## Begin Material supplied

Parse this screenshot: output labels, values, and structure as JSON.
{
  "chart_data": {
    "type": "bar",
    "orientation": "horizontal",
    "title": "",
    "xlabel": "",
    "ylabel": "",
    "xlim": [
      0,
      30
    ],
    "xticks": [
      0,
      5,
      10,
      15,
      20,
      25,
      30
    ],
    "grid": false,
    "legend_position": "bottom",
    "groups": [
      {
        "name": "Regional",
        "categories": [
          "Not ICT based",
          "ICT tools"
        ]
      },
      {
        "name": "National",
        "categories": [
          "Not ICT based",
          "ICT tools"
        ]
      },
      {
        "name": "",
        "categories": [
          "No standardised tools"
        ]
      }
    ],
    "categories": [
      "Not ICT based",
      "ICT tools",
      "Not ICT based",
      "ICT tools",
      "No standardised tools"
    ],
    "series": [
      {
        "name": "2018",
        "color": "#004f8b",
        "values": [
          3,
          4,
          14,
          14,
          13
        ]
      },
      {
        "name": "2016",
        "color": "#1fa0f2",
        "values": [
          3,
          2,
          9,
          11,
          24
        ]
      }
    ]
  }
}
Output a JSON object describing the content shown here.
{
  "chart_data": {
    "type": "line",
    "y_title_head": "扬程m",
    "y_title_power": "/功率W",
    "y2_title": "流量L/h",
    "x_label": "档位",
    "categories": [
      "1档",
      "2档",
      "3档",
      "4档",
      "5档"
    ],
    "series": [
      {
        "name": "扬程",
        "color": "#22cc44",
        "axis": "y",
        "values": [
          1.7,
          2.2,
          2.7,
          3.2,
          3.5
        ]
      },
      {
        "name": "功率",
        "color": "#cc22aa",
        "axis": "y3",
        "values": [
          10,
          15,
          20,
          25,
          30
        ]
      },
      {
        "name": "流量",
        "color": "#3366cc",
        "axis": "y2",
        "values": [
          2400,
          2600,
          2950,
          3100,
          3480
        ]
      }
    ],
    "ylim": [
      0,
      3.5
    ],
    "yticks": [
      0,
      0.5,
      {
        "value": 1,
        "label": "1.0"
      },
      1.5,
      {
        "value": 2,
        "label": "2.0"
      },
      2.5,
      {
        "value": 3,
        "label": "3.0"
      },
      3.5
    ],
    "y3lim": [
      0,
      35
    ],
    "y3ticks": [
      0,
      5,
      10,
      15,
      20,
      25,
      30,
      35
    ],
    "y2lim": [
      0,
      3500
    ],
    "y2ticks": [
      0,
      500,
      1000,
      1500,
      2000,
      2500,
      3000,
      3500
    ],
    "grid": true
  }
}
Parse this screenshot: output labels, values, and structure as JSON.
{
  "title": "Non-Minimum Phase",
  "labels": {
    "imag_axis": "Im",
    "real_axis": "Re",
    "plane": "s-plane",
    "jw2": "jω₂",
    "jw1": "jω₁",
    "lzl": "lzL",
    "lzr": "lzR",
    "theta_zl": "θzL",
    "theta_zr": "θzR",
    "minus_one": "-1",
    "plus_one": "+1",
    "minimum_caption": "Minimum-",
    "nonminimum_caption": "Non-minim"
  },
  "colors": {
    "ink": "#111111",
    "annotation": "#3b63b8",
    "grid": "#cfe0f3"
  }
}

## End Material supplied

#### [What is asked]
Reproduce all the records precisely.

#### [Response to the task]
Parse this screenshot: output labels, values, and structure as JSON.
{
  "chart_data": {
    "type": "bar",
    "orientation": "horizontal",
    "title": "",
    "xlabel": "",
    "ylabel": "",
    "xlim": [
      0,
      30
    ],
    "xticks": [
      0,
      5,
      10,
      15,
      20,
      25,
      30
    ],
    "grid": false,
    "legend_position": "bottom",
    "groups": [
      {
        "name": "Regional",
        "categories": [
          "Not ICT based",
          "ICT tools"
        ]
      },
      {
        "name": "National",
        "categories": [
          "Not ICT based",
          "ICT tools"
        ]
      },
      {
        "name": "",
        "categories": [
          "No standardised tools"
        ]
      }
    ],
    "categories": [
      "Not ICT based",
      "ICT tools",
      "Not ICT based",
      "ICT tools",
      "No standardised tools"
    ],
    "series": [
      {
        "name": "2018",
        "color": "#004f8b",
        "values": [
          3,
          4,
          14,
          14,
          13
        ]
      },
      {
        "name": "2016",
        "color": "#1fa0f2",
        "values": [
          3,
          2,
          9,
          11,
          24
        ]
      }
    ]
  }
}
Output a JSON object describing the content shown here.
{
  "chart_data": {
    "type": "line",
    "y_title_head": "扬程m",
    "y_title_power": "/功率W",
    "y2_title": "流量L/h",
    "x_label": "档位",
    "categories": [
      "1档",
      "2档",
      "3档",
      "4档",
      "5档"
    ],
    "series": [
      {
        "name": "扬程",
        "color": "#22cc44",
        "axis": "y",
        "values": [
          1.7,
          2.2,
          2.7,
          3.2,
          3.5
        ]
      },
      {
        "name": "功率",
        "color": "#cc22aa",
        "axis": "y3",
        "values": [
          10,
          15,
          20,
          25,
          30
        ]
      },
      {
        "name": "流量",
        "color": "#3366cc",
        "axis": "y2",
        "values": [
          2400,
          2600,
          2950,
          3100,
          3480
        ]
      }
    ],
    "ylim": [
      0,
      3.5
    ],
    "yticks": [
      0,
      0.5,
      {
        "value": 1,
        "label": "1.0"
      },
      1.5,
      {
        "value": 2,
        "label": "2.0"
      },
      2.5,
      {
        "value": 3,
        "label": "3.0"
      },
      3.5
    ],
    "y3lim": [
      0,
      35
    ],
    "y3ticks": [
      0,
      5,
      10,
      15,
      20,
      25,
      30,
      35
    ],
    "y2lim": [
      0,
      3500
    ],
    "y2ticks": [
      0,
      500,
      1000,
      1500,
      2000,
      2500,
      3000,
      3500
    ],
    "grid": true
  }
}
Parse this screenshot: output labels, values, and structure as JSON.
{
  "title": "Non-Minimum Phase",
  "labels": {
    "imag_axis": "Im",
    "real_axis": "Re",
    "plane": "s-plane",
    "jw2": "jω₂",
    "jw1": "jω₁",
    "lzl": "lzL",
    "lzr": "lzR",
    "theta_zl": "θzL",
    "theta_zr": "θzR",
    "minus_one": "-1",
    "plus_one": "+1",
    "minimum_caption": "Minimum-",
    "nonminimum_caption": "Non-minim"
  },
  "colors": {
    "ink": "#111111",
    "annotation": "#3b63b8",
    "grid": "#cfe0f3"
  }
}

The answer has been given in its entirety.